=== ABOUT THIS EXERCISE ===
Read the records beneath this task and copy every line that contains the string "Preuß".

=== AVAILABLE RECORDS ===

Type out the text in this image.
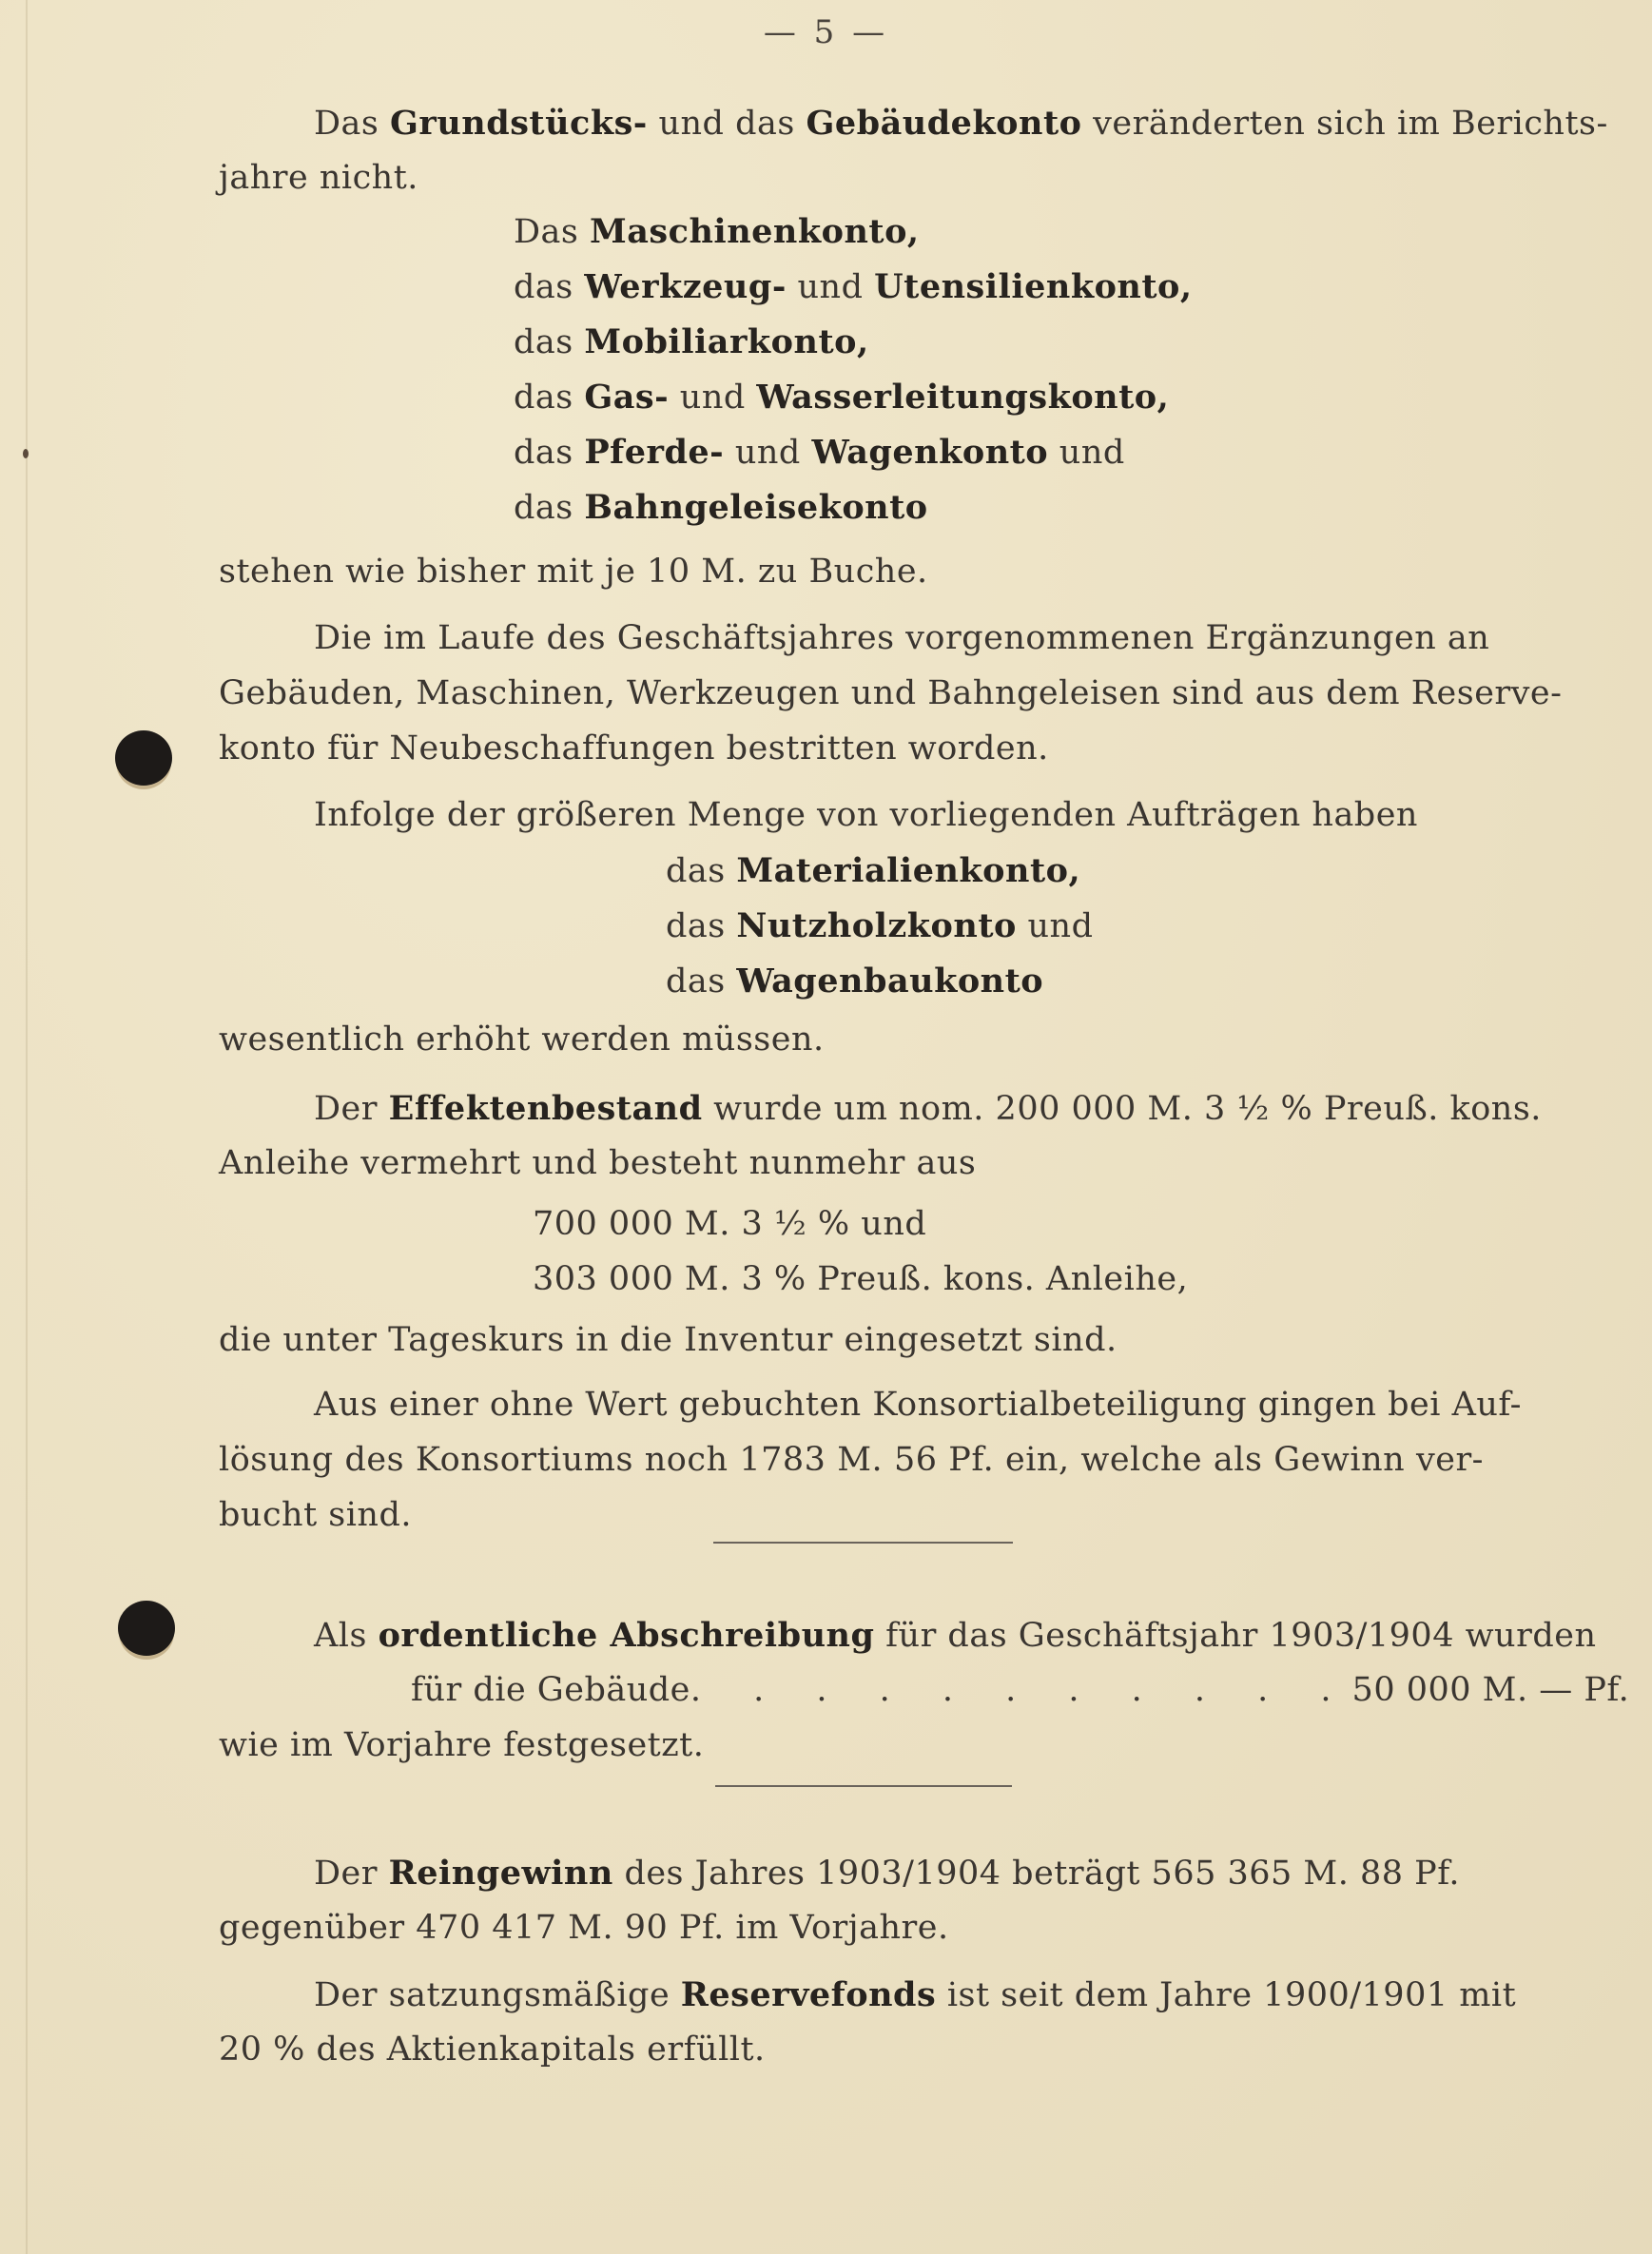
— 5 —
Das Grundstücks- und das Gebäudekonto veränderten sich im Berichts-
jahre nicht.
Das Maschinenkonto,
das Werkzeug- und Utensilienkonto,
das Mobiliarkonto,
das Gas- und Wasserleitungskonto,
das Pferde- und Wagenkonto und
das Bahngeleisekonto
stehen wie bisher mit je 10 M. zu Buche.
Die im Laufe des Geschäftsjahres vorgenommenen Ergänzungen an
Gebäuden, Maschinen, Werkzeugen und Bahngeleisen sind aus dem Reserve-
konto für Neubeschaffungen bestritten worden.
Infolge der größeren Menge von vorliegenden Aufträgen haben
das Materialienkonto,
das Nutzholzkonto und
das Wagenbaukonto
wesentlich erhöht werden müssen.
Der Effektenbestand wurde um nom. 200 000 M. 3 ½ % Preuß. kons.
Anleihe vermehrt und besteht nunmehr aus
700 000 M. 3 ½ % und
303 000 M. 3 % Preuß. kons. Anleihe,
die unter Tageskurs in die Inventur eingesetzt sind.
Aus einer ohne Wert gebuchten Konsortialbeteiligung gingen bei Auf-
lösung des Konsortiums noch 1783 M. 56 Pf. ein, welche als Gewinn ver-
bucht sind.
Als ordentliche Abschreibung für das Geschäftsjahr 1903/1904 wurden
für die Gebäude . . . . . . . . . . . 50 000 M. — Pf.
wie im Vorjahre festgesetzt.
Der Reingewinn des Jahres 1903/1904 beträgt 565 365 M. 88 Pf.
gegenüber 470 417 M. 90 Pf. im Vorjahre.
Der satzungsmäßige Reservefonds ist seit dem Jahre 1900/1901 mit
20 % des Aktienkapitals erfüllt.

=== RESPONSE ===
Der Effektenbestand wurde um nom. 200 000 M. 3 ½ % Preuß. kons.
303 000 M. 3 % Preuß. kons. Anleihe,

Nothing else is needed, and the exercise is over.